■ Data excerpts:
═══

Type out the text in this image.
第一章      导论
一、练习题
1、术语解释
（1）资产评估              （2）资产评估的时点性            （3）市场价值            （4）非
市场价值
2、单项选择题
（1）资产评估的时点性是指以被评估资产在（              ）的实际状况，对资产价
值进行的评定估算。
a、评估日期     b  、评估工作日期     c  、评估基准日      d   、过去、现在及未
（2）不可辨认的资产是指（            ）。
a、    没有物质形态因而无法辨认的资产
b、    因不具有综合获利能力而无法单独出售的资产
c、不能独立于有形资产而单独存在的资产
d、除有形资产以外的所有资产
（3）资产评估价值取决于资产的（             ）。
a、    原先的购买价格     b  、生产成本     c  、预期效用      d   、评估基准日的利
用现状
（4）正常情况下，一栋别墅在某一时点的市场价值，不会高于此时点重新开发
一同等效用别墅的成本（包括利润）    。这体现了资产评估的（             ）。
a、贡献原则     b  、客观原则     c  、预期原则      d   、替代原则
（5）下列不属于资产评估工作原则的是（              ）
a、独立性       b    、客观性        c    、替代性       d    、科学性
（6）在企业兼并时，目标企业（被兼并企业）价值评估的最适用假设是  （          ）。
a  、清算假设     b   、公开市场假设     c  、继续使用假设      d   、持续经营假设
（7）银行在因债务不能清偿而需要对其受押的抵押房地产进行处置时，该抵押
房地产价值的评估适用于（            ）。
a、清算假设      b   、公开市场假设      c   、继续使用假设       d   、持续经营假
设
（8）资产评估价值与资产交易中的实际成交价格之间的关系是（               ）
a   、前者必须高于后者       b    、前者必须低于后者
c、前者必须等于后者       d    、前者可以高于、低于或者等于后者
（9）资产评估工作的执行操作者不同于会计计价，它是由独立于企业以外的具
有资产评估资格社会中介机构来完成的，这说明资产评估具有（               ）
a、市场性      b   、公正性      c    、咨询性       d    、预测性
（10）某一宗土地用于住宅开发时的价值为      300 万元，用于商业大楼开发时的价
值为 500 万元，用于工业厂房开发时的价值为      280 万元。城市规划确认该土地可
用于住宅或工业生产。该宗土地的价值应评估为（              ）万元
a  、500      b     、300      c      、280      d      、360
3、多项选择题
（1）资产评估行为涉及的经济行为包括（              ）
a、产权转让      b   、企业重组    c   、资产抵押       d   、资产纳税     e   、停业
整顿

═══

■ Short exercise: Write the data back out verbatim.

■ Response:
Type out the text in this image.
第一章      导论
一、练习题
1、术语解释
（1）资产评估              （2）资产评估的时点性            （3）市场价值            （4）非
市场价值
2、单项选择题
（1）资产评估的时点性是指以被评估资产在（              ）的实际状况，对资产价
值进行的评定估算。
a、评估日期     b  、评估工作日期     c  、评估基准日      d   、过去、现在及未
（2）不可辨认的资产是指（            ）。
a、    没有物质形态因而无法辨认的资产
b、    因不具有综合获利能力而无法单独出售的资产
c、不能独立于有形资产而单独存在的资产
d、除有形资产以外的所有资产
（3）资产评估价值取决于资产的（             ）。
a、    原先的购买价格     b  、生产成本     c  、预期效用      d   、评估基准日的利
用现状
（4）正常情况下，一栋别墅在某一时点的市场价值，不会高于此时点重新开发
一同等效用别墅的成本（包括利润）    。这体现了资产评估的（             ）。
a、贡献原则     b  、客观原则     c  、预期原则      d   、替代原则
（5）下列不属于资产评估工作原则的是（              ）
a、独立性       b    、客观性        c    、替代性       d    、科学性
（6）在企业兼并时，目标企业（被兼并企业）价值评估的最适用假设是  （          ）。
a  、清算假设     b   、公开市场假设     c  、继续使用假设      d   、持续经营假设
（7）银行在因债务不能清偿而需要对其受押的抵押房地产进行处置时，该抵押
房地产价值的评估适用于（            ）。
a、清算假设      b   、公开市场假设      c   、继续使用假设       d   、持续经营假
设
（8）资产评估价值与资产交易中的实际成交价格之间的关系是（               ）
a   、前者必须高于后者       b    、前者必须低于后者
c、前者必须等于后者       d    、前者可以高于、低于或者等于后者
（9）资产评估工作的执行操作者不同于会计计价，它是由独立于企业以外的具
有资产评估资格社会中介机构来完成的，这说明资产评估具有（               ）
a、市场性      b   、公正性      c    、咨询性       d    、预测性
（10）某一宗土地用于住宅开发时的价值为      300 万元，用于商业大楼开发时的价
值为 500 万元，用于工业厂房开发时的价值为      280 万元。城市规划确认该土地可
用于住宅或工业生产。该宗土地的价值应评估为（              ）万元
a  、500      b     、300      c      、280      d      、360
3、多项选择题
（1）资产评估行为涉及的经济行为包括（              ）
a、产权转让      b   、企业重组    c   、资产抵押       d   、资产纳税     e   、停业
整顿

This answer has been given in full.